## Recorded information
%%
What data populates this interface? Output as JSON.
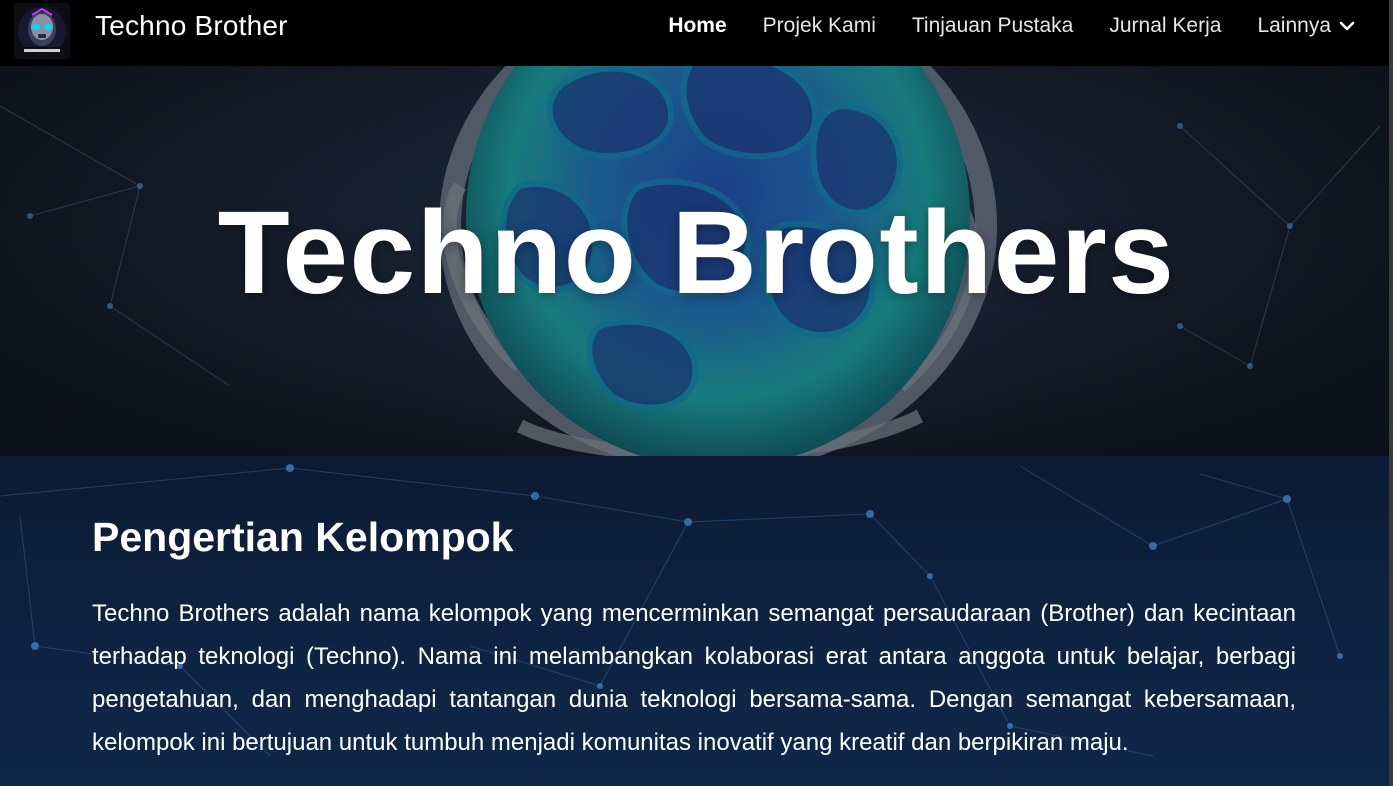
{
  "header": {
    "site_title": "Techno Brother",
    "logo_icon": "robot-logo-icon",
    "nav": [
      {
        "label": "Home",
        "active": true
      },
      {
        "label": "Projek Kami",
        "active": false
      },
      {
        "label": "Tinjauan Pustaka",
        "active": false
      },
      {
        "label": "Jurnal Kerja",
        "active": false
      },
      {
        "label": "Lainnya",
        "active": false,
        "has_dropdown": true
      }
    ]
  },
  "hero": {
    "title": "Techno Brothers"
  },
  "section": {
    "heading": "Pengertian Kelompok",
    "body": "Techno Brothers adalah nama kelompok yang mencerminkan semangat persaudaraan (Brother) dan kecintaan terhadap teknologi (Techno). Nama ini melambangkan kolaborasi erat antara anggota untuk belajar, berbagi pengetahuan, dan menghadapi tantangan dunia teknologi bersama-sama. Dengan semangat kebersamaan, kelompok ini bertujuan untuk tumbuh menjadi komunitas inovatif yang kreatif dan berpikiran maju."
  },
  "colors": {
    "topbar": "#000000",
    "content_bg": "#0e2240",
    "hero_glow": "#1f8f8a"
  }
}
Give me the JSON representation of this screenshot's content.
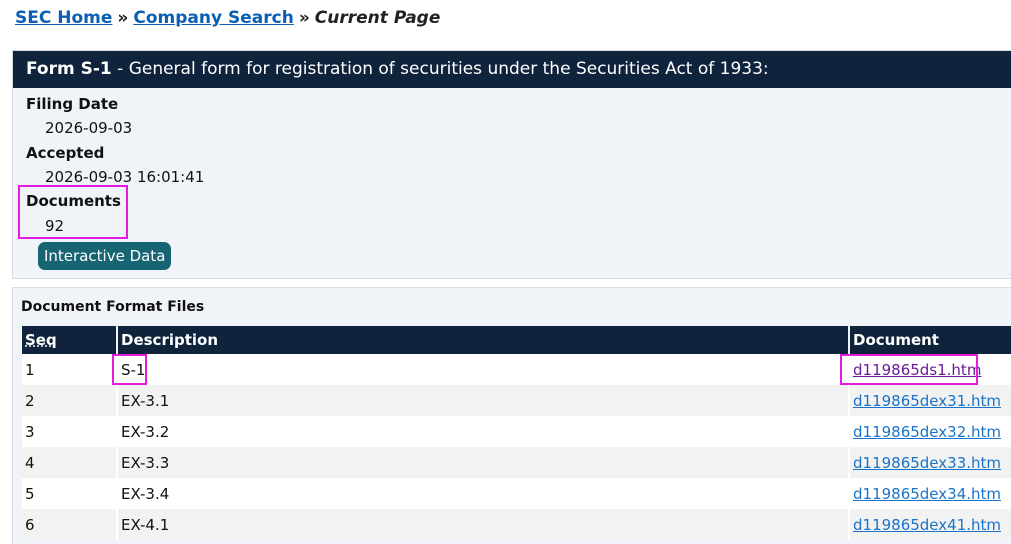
{
  "breadcrumb": {
    "home": "SEC Home",
    "separator": "»",
    "company_search": "Company Search",
    "current": "Current Page"
  },
  "form": {
    "type": "Form S-1",
    "description": " - General form for registration of securities under the Securities Act of 1933:",
    "filing_date_label": "Filing Date",
    "filing_date": "2026-09-03",
    "accepted_label": "Accepted",
    "accepted": "2026-09-03 16:01:41",
    "documents_label": "Documents",
    "documents": "92",
    "interactive_button": "Interactive Data"
  },
  "files": {
    "title": "Document Format Files",
    "headers": {
      "seq": "Seq",
      "description": "Description",
      "document": "Document"
    },
    "rows": [
      {
        "seq": "1",
        "description": "S-1",
        "document": "d119865ds1.htm"
      },
      {
        "seq": "2",
        "description": "EX-3.1",
        "document": "d119865dex31.htm"
      },
      {
        "seq": "3",
        "description": "EX-3.2",
        "document": "d119865dex32.htm"
      },
      {
        "seq": "4",
        "description": "EX-3.3",
        "document": "d119865dex33.htm"
      },
      {
        "seq": "5",
        "description": "EX-3.4",
        "document": "d119865dex34.htm"
      },
      {
        "seq": "6",
        "description": "EX-4.1",
        "document": "d119865dex41.htm"
      }
    ]
  },
  "colors": {
    "header_bg": "#10233d",
    "link": "#1a73c8",
    "visited_link": "#6a1b9a",
    "highlight": "#e21bdc",
    "button_bg": "#176472"
  }
}
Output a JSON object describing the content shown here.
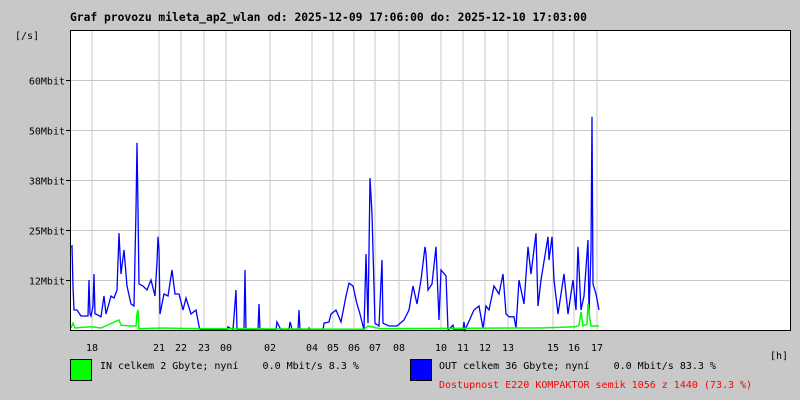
{
  "chart_data": {
    "type": "line",
    "title": "Graf provozu mileta_ap2_wlan od: 2025-12-09 17:06:00 do: 2025-12-10 17:03:00",
    "ylabel": "[/s]",
    "xlabel": "[h]",
    "ylim": [
      0,
      75
    ],
    "xlim": [
      0,
      720
    ],
    "y_unit": "Mbit/s",
    "grid": true,
    "yticks": [
      {
        "value": 12.5,
        "label": "12Mbit"
      },
      {
        "value": 25,
        "label": "25Mbit"
      },
      {
        "value": 37.5,
        "label": "38Mbit"
      },
      {
        "value": 50,
        "label": "50Mbit"
      },
      {
        "value": 62.5,
        "label": "60Mbit"
      }
    ],
    "xtick_labels": [
      "18",
      "21",
      "22",
      "23",
      "00",
      "02",
      "04",
      "05",
      "06",
      "07",
      "08",
      "10",
      "11",
      "12",
      "13",
      "15",
      "16",
      "17"
    ],
    "series": [
      {
        "name": "OUT",
        "color": "#0000ff",
        "points": [
          [
            0,
            20.8
          ],
          [
            1,
            21
          ],
          [
            2,
            10.8
          ],
          [
            3,
            5
          ],
          [
            6,
            5
          ],
          [
            10,
            3.5
          ],
          [
            17,
            3.5
          ],
          [
            18,
            12.5
          ],
          [
            19,
            4
          ],
          [
            20,
            3.5
          ],
          [
            22,
            6
          ],
          [
            23,
            14
          ],
          [
            24,
            4
          ],
          [
            25,
            4
          ],
          [
            30,
            3.3
          ],
          [
            33,
            8.5
          ],
          [
            35,
            4
          ],
          [
            40,
            8.5
          ],
          [
            43,
            8
          ],
          [
            46,
            10
          ],
          [
            48,
            24.2
          ],
          [
            50,
            14
          ],
          [
            53,
            20
          ],
          [
            56,
            11
          ],
          [
            60,
            6.5
          ],
          [
            63,
            6
          ],
          [
            65,
            30
          ],
          [
            66,
            46.8
          ],
          [
            67,
            30
          ],
          [
            68,
            11.5
          ],
          [
            72,
            11
          ],
          [
            76,
            10
          ],
          [
            80,
            12.5
          ],
          [
            84,
            8.5
          ],
          [
            86,
            17
          ],
          [
            87,
            23.3
          ],
          [
            88,
            20
          ],
          [
            89,
            4
          ],
          [
            93,
            9
          ],
          [
            97,
            8.5
          ],
          [
            101,
            15
          ],
          [
            104,
            9
          ],
          [
            108,
            9
          ],
          [
            112,
            5
          ],
          [
            115,
            8
          ],
          [
            120,
            4
          ],
          [
            125,
            5
          ],
          [
            128,
            1
          ],
          [
            129,
            0
          ],
          [
            156,
            0
          ],
          [
            157,
            0.8
          ],
          [
            162,
            0
          ],
          [
            165,
            10
          ],
          [
            166,
            0
          ],
          [
            173,
            0
          ],
          [
            174,
            15
          ],
          [
            175,
            0
          ],
          [
            187,
            0
          ],
          [
            188,
            6.5
          ],
          [
            189,
            0
          ],
          [
            205,
            0
          ],
          [
            206,
            2
          ],
          [
            208,
            1
          ],
          [
            210,
            0
          ],
          [
            218,
            0
          ],
          [
            219,
            2
          ],
          [
            220,
            1.2
          ],
          [
            221,
            0
          ],
          [
            227,
            0
          ],
          [
            228,
            5
          ],
          [
            229,
            0
          ],
          [
            237,
            0
          ],
          [
            238,
            0.5
          ],
          [
            239,
            0
          ],
          [
            252,
            0
          ],
          [
            253,
            1.7
          ],
          [
            258,
            2
          ],
          [
            260,
            4
          ],
          [
            265,
            5
          ],
          [
            270,
            2
          ],
          [
            275,
            8.5
          ],
          [
            278,
            11.7
          ],
          [
            282,
            11
          ],
          [
            286,
            6.5
          ],
          [
            289,
            4
          ],
          [
            293,
            0
          ],
          [
            295,
            19
          ],
          [
            297,
            1.7
          ],
          [
            299,
            38
          ],
          [
            301,
            29
          ],
          [
            304,
            1.7
          ],
          [
            308,
            1
          ],
          [
            311,
            17.5
          ],
          [
            312,
            1.7
          ],
          [
            318,
            1
          ],
          [
            326,
            1
          ],
          [
            333,
            2.5
          ],
          [
            338,
            5
          ],
          [
            342,
            11
          ],
          [
            346,
            6.5
          ],
          [
            350,
            12.5
          ],
          [
            354,
            20.8
          ],
          [
            355,
            19
          ],
          [
            357,
            10
          ],
          [
            361,
            11.5
          ],
          [
            365,
            20.8
          ],
          [
            368,
            2.5
          ],
          [
            370,
            15
          ],
          [
            375,
            13.5
          ],
          [
            377,
            0
          ],
          [
            382,
            1.2
          ],
          [
            383,
            0
          ],
          [
            392,
            0
          ],
          [
            393,
            2
          ],
          [
            394,
            0
          ],
          [
            403,
            5
          ],
          [
            408,
            6
          ],
          [
            412,
            0.4
          ],
          [
            415,
            6
          ],
          [
            418,
            5
          ],
          [
            423,
            11
          ],
          [
            428,
            9
          ],
          [
            432,
            14
          ],
          [
            435,
            4
          ],
          [
            438,
            3.3
          ],
          [
            443,
            3.3
          ],
          [
            445,
            0.5
          ],
          [
            448,
            12.5
          ],
          [
            453,
            6.5
          ],
          [
            457,
            20.8
          ],
          [
            460,
            14
          ],
          [
            465,
            24.2
          ],
          [
            467,
            6
          ],
          [
            470,
            12.5
          ],
          [
            477,
            23.3
          ],
          [
            478,
            17.5
          ],
          [
            481,
            23.3
          ],
          [
            483,
            12.5
          ],
          [
            487,
            4
          ],
          [
            493,
            14
          ],
          [
            497,
            4
          ],
          [
            502,
            12.5
          ],
          [
            505,
            5
          ],
          [
            507,
            20.8
          ],
          [
            510,
            5
          ],
          [
            513,
            8.5
          ],
          [
            517,
            22.5
          ],
          [
            518,
            4
          ],
          [
            520,
            20
          ],
          [
            521,
            53.3
          ],
          [
            522,
            11.5
          ],
          [
            525,
            9
          ],
          [
            528,
            5
          ]
        ]
      },
      {
        "name": "IN",
        "color": "#00ff00",
        "points": [
          [
            0,
            0.5
          ],
          [
            2,
            1.7
          ],
          [
            4,
            0.5
          ],
          [
            20,
            0.8
          ],
          [
            30,
            0.5
          ],
          [
            48,
            2.5
          ],
          [
            50,
            1.2
          ],
          [
            60,
            1
          ],
          [
            65,
            1
          ],
          [
            66,
            4
          ],
          [
            67,
            5
          ],
          [
            68,
            0.3
          ],
          [
            90,
            0.5
          ],
          [
            128,
            0.3
          ],
          [
            293,
            0.2
          ],
          [
            297,
            1
          ],
          [
            310,
            0.3
          ],
          [
            440,
            0.5
          ],
          [
            470,
            0.5
          ],
          [
            505,
            0.8
          ],
          [
            508,
            1.2
          ],
          [
            510,
            4.5
          ],
          [
            512,
            1
          ],
          [
            516,
            1.5
          ],
          [
            517,
            6.5
          ],
          [
            519,
            2.5
          ],
          [
            520,
            1
          ],
          [
            528,
            1
          ]
        ]
      }
    ]
  },
  "legend": {
    "in_text": "IN celkem 2 Gbyte; nyní    0.0 Mbit/s 8.3 %",
    "out_text": "OUT celkem 36 Gbyte; nyní    0.0 Mbit/s 83.3 %",
    "availability": "Dostupnost E220 KOMPAKTOR semik 1056 z 1440 (73.3 %)",
    "availability_color": "#ff0000",
    "in_color": "#00ff00",
    "out_color": "#0000ff"
  }
}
%%
## Goal
Give the number of lines in the listing above that hold the string "this", with nothing else.

## Task result
2